Written request:
Track down every line below that holds "cases" and copy it.
## start Information given
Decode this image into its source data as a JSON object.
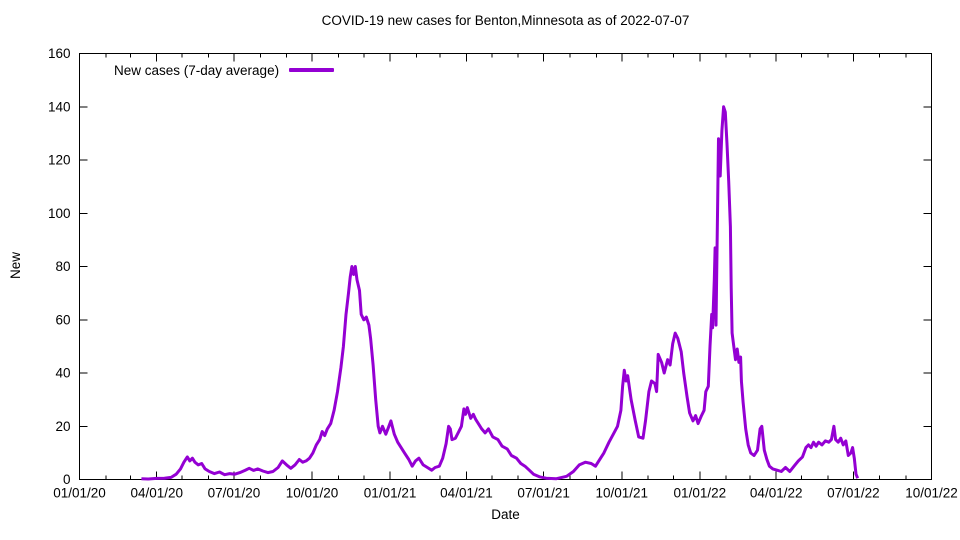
{
  "chart_data": {
    "type": "line",
    "title": "COVID-19 new cases for Benton,Minnesota as of 2022-07-07",
    "xlabel": "Date",
    "ylabel": "New",
    "x_range": [
      "2020-01-01",
      "2022-10-01"
    ],
    "ylim": [
      0,
      160
    ],
    "y_ticks": [
      0,
      20,
      40,
      60,
      80,
      100,
      120,
      140,
      160
    ],
    "x_ticks": [
      {
        "d": "2020-01-01",
        "label": "01/01/20"
      },
      {
        "d": "2020-04-01",
        "label": "04/01/20"
      },
      {
        "d": "2020-07-01",
        "label": "07/01/20"
      },
      {
        "d": "2020-10-01",
        "label": "10/01/20"
      },
      {
        "d": "2021-01-01",
        "label": "01/01/21"
      },
      {
        "d": "2021-04-01",
        "label": "04/01/21"
      },
      {
        "d": "2021-07-01",
        "label": "07/01/21"
      },
      {
        "d": "2021-10-01",
        "label": "10/01/21"
      },
      {
        "d": "2022-01-01",
        "label": "01/01/22"
      },
      {
        "d": "2022-04-01",
        "label": "04/01/22"
      },
      {
        "d": "2022-07-01",
        "label": "07/01/22"
      },
      {
        "d": "2022-10-01",
        "label": "10/01/22"
      }
    ],
    "x_minor_ticks": "monthly",
    "grid": false,
    "legend": {
      "position": "top-left-inside",
      "label": "New cases (7-day average)"
    },
    "line_color": "#9400D3",
    "line_width": 3,
    "series": [
      {
        "name": "New cases (7-day average)",
        "points": [
          [
            "2020-03-14",
            0.3
          ],
          [
            "2020-03-22",
            0.2
          ],
          [
            "2020-04-01",
            0.4
          ],
          [
            "2020-04-10",
            0.5
          ],
          [
            "2020-04-18",
            0.8
          ],
          [
            "2020-04-24",
            2
          ],
          [
            "2020-04-29",
            4
          ],
          [
            "2020-05-03",
            6.5
          ],
          [
            "2020-05-07",
            8.5
          ],
          [
            "2020-05-10",
            7
          ],
          [
            "2020-05-13",
            8
          ],
          [
            "2020-05-16",
            6.5
          ],
          [
            "2020-05-20",
            5.5
          ],
          [
            "2020-05-24",
            6
          ],
          [
            "2020-05-28",
            4
          ],
          [
            "2020-06-02",
            3
          ],
          [
            "2020-06-08",
            2.2
          ],
          [
            "2020-06-14",
            2.8
          ],
          [
            "2020-06-20",
            1.8
          ],
          [
            "2020-06-26",
            2.2
          ],
          [
            "2020-07-02",
            2
          ],
          [
            "2020-07-08",
            2.6
          ],
          [
            "2020-07-14",
            3.4
          ],
          [
            "2020-07-19",
            4.2
          ],
          [
            "2020-07-24",
            3.4
          ],
          [
            "2020-07-29",
            4
          ],
          [
            "2020-08-04",
            3.2
          ],
          [
            "2020-08-10",
            2.6
          ],
          [
            "2020-08-16",
            3
          ],
          [
            "2020-08-22",
            4.5
          ],
          [
            "2020-08-27",
            7
          ],
          [
            "2020-09-01",
            5.5
          ],
          [
            "2020-09-06",
            4.2
          ],
          [
            "2020-09-11",
            5.5
          ],
          [
            "2020-09-16",
            7.5
          ],
          [
            "2020-09-20",
            6.5
          ],
          [
            "2020-09-24",
            7
          ],
          [
            "2020-09-28",
            8
          ],
          [
            "2020-10-02",
            10
          ],
          [
            "2020-10-06",
            13
          ],
          [
            "2020-10-10",
            15
          ],
          [
            "2020-10-13",
            18
          ],
          [
            "2020-10-16",
            16.5
          ],
          [
            "2020-10-19",
            19
          ],
          [
            "2020-10-23",
            21
          ],
          [
            "2020-10-27",
            26
          ],
          [
            "2020-10-31",
            33
          ],
          [
            "2020-11-04",
            42
          ],
          [
            "2020-11-07",
            50
          ],
          [
            "2020-11-10",
            62
          ],
          [
            "2020-11-13",
            70
          ],
          [
            "2020-11-15",
            76
          ],
          [
            "2020-11-17",
            80
          ],
          [
            "2020-11-19",
            77
          ],
          [
            "2020-11-21",
            80
          ],
          [
            "2020-11-23",
            75
          ],
          [
            "2020-11-26",
            71
          ],
          [
            "2020-11-28",
            62
          ],
          [
            "2020-12-01",
            60
          ],
          [
            "2020-12-04",
            61
          ],
          [
            "2020-12-07",
            58
          ],
          [
            "2020-12-09",
            53
          ],
          [
            "2020-12-12",
            43
          ],
          [
            "2020-12-15",
            30
          ],
          [
            "2020-12-18",
            20
          ],
          [
            "2020-12-20",
            17.5
          ],
          [
            "2020-12-23",
            20
          ],
          [
            "2020-12-27",
            17
          ],
          [
            "2020-12-30",
            19.5
          ],
          [
            "2021-01-02",
            22
          ],
          [
            "2021-01-06",
            17
          ],
          [
            "2021-01-10",
            14
          ],
          [
            "2021-01-14",
            12
          ],
          [
            "2021-01-18",
            10
          ],
          [
            "2021-01-23",
            7.5
          ],
          [
            "2021-01-27",
            5
          ],
          [
            "2021-01-31",
            7
          ],
          [
            "2021-02-04",
            8
          ],
          [
            "2021-02-09",
            5.5
          ],
          [
            "2021-02-14",
            4.5
          ],
          [
            "2021-02-19",
            3.5
          ],
          [
            "2021-02-23",
            4.5
          ],
          [
            "2021-02-28",
            5
          ],
          [
            "2021-03-04",
            8
          ],
          [
            "2021-03-08",
            13.5
          ],
          [
            "2021-03-11",
            20
          ],
          [
            "2021-03-13",
            19
          ],
          [
            "2021-03-15",
            15
          ],
          [
            "2021-03-19",
            15.5
          ],
          [
            "2021-03-23",
            18
          ],
          [
            "2021-03-26",
            20
          ],
          [
            "2021-03-29",
            26.5
          ],
          [
            "2021-03-31",
            24.5
          ],
          [
            "2021-04-02",
            27
          ],
          [
            "2021-04-06",
            23
          ],
          [
            "2021-04-09",
            24.5
          ],
          [
            "2021-04-12",
            22.5
          ],
          [
            "2021-04-16",
            20.5
          ],
          [
            "2021-04-19",
            19
          ],
          [
            "2021-04-23",
            17.5
          ],
          [
            "2021-04-27",
            19
          ],
          [
            "2021-05-02",
            16
          ],
          [
            "2021-05-08",
            15
          ],
          [
            "2021-05-13",
            12.5
          ],
          [
            "2021-05-19",
            11.5
          ],
          [
            "2021-05-24",
            9
          ],
          [
            "2021-05-30",
            8
          ],
          [
            "2021-06-04",
            6
          ],
          [
            "2021-06-09",
            5
          ],
          [
            "2021-06-14",
            3.5
          ],
          [
            "2021-06-19",
            2
          ],
          [
            "2021-06-26",
            1
          ],
          [
            "2021-07-04",
            0.5
          ],
          [
            "2021-07-16",
            0.3
          ],
          [
            "2021-07-28",
            1.2
          ],
          [
            "2021-08-05",
            3
          ],
          [
            "2021-08-12",
            5.5
          ],
          [
            "2021-08-19",
            6.5
          ],
          [
            "2021-08-26",
            6
          ],
          [
            "2021-08-31",
            5
          ],
          [
            "2021-09-04",
            7
          ],
          [
            "2021-09-10",
            10
          ],
          [
            "2021-09-16",
            14
          ],
          [
            "2021-09-21",
            17
          ],
          [
            "2021-09-26",
            20
          ],
          [
            "2021-09-30",
            26
          ],
          [
            "2021-10-02",
            35
          ],
          [
            "2021-10-04",
            41
          ],
          [
            "2021-10-06",
            37
          ],
          [
            "2021-10-08",
            39
          ],
          [
            "2021-10-12",
            30
          ],
          [
            "2021-10-17",
            22
          ],
          [
            "2021-10-21",
            16
          ],
          [
            "2021-10-26",
            15.5
          ],
          [
            "2021-10-29",
            22
          ],
          [
            "2021-11-02",
            33
          ],
          [
            "2021-11-05",
            37
          ],
          [
            "2021-11-09",
            36
          ],
          [
            "2021-11-11",
            33
          ],
          [
            "2021-11-13",
            47
          ],
          [
            "2021-11-17",
            44
          ],
          [
            "2021-11-20",
            40
          ],
          [
            "2021-11-24",
            45
          ],
          [
            "2021-11-27",
            43
          ],
          [
            "2021-11-30",
            51
          ],
          [
            "2021-12-03",
            55
          ],
          [
            "2021-12-06",
            53
          ],
          [
            "2021-12-10",
            48
          ],
          [
            "2021-12-13",
            40
          ],
          [
            "2021-12-17",
            31
          ],
          [
            "2021-12-20",
            25
          ],
          [
            "2021-12-24",
            22
          ],
          [
            "2021-12-27",
            24
          ],
          [
            "2021-12-30",
            21
          ],
          [
            "2022-01-03",
            24
          ],
          [
            "2022-01-06",
            26
          ],
          [
            "2022-01-08",
            33
          ],
          [
            "2022-01-11",
            35
          ],
          [
            "2022-01-13",
            50
          ],
          [
            "2022-01-15",
            62
          ],
          [
            "2022-01-16",
            57
          ],
          [
            "2022-01-18",
            75
          ],
          [
            "2022-01-19",
            87
          ],
          [
            "2022-01-20",
            58
          ],
          [
            "2022-01-22",
            105
          ],
          [
            "2022-01-23",
            128
          ],
          [
            "2022-01-25",
            114
          ],
          [
            "2022-01-27",
            131
          ],
          [
            "2022-01-29",
            140
          ],
          [
            "2022-01-31",
            138
          ],
          [
            "2022-02-02",
            126
          ],
          [
            "2022-02-04",
            112
          ],
          [
            "2022-02-06",
            95
          ],
          [
            "2022-02-07",
            72
          ],
          [
            "2022-02-08",
            55
          ],
          [
            "2022-02-10",
            50
          ],
          [
            "2022-02-12",
            45
          ],
          [
            "2022-02-14",
            49
          ],
          [
            "2022-02-16",
            44
          ],
          [
            "2022-02-18",
            46
          ],
          [
            "2022-02-19",
            37
          ],
          [
            "2022-02-21",
            29
          ],
          [
            "2022-02-24",
            19
          ],
          [
            "2022-02-27",
            13
          ],
          [
            "2022-03-02",
            10
          ],
          [
            "2022-03-06",
            9
          ],
          [
            "2022-03-10",
            11
          ],
          [
            "2022-03-13",
            19
          ],
          [
            "2022-03-15",
            20
          ],
          [
            "2022-03-18",
            11
          ],
          [
            "2022-03-21",
            7.5
          ],
          [
            "2022-03-24",
            5
          ],
          [
            "2022-03-28",
            4
          ],
          [
            "2022-04-02",
            3.5
          ],
          [
            "2022-04-07",
            3
          ],
          [
            "2022-04-12",
            4.5
          ],
          [
            "2022-04-17",
            3
          ],
          [
            "2022-04-22",
            5
          ],
          [
            "2022-04-27",
            7
          ],
          [
            "2022-05-02",
            8.5
          ],
          [
            "2022-05-06",
            12
          ],
          [
            "2022-05-09",
            13
          ],
          [
            "2022-05-12",
            12
          ],
          [
            "2022-05-15",
            14
          ],
          [
            "2022-05-18",
            12.5
          ],
          [
            "2022-05-21",
            14
          ],
          [
            "2022-05-25",
            13
          ],
          [
            "2022-05-29",
            14.5
          ],
          [
            "2022-06-02",
            14
          ],
          [
            "2022-06-05",
            15
          ],
          [
            "2022-06-08",
            20
          ],
          [
            "2022-06-10",
            15
          ],
          [
            "2022-06-13",
            14
          ],
          [
            "2022-06-16",
            15.5
          ],
          [
            "2022-06-19",
            13
          ],
          [
            "2022-06-22",
            14.5
          ],
          [
            "2022-06-25",
            9
          ],
          [
            "2022-06-28",
            10
          ],
          [
            "2022-06-30",
            12
          ],
          [
            "2022-07-02",
            8
          ],
          [
            "2022-07-04",
            2
          ],
          [
            "2022-07-06",
            0.5
          ]
        ]
      }
    ]
  }
}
## end Information given
Written answer:
    "title": "COVID-19 new cases for Benton,Minnesota as of 2022-07-07",
      "label": "New cases (7-day average)"
        "name": "New cases (7-day average)",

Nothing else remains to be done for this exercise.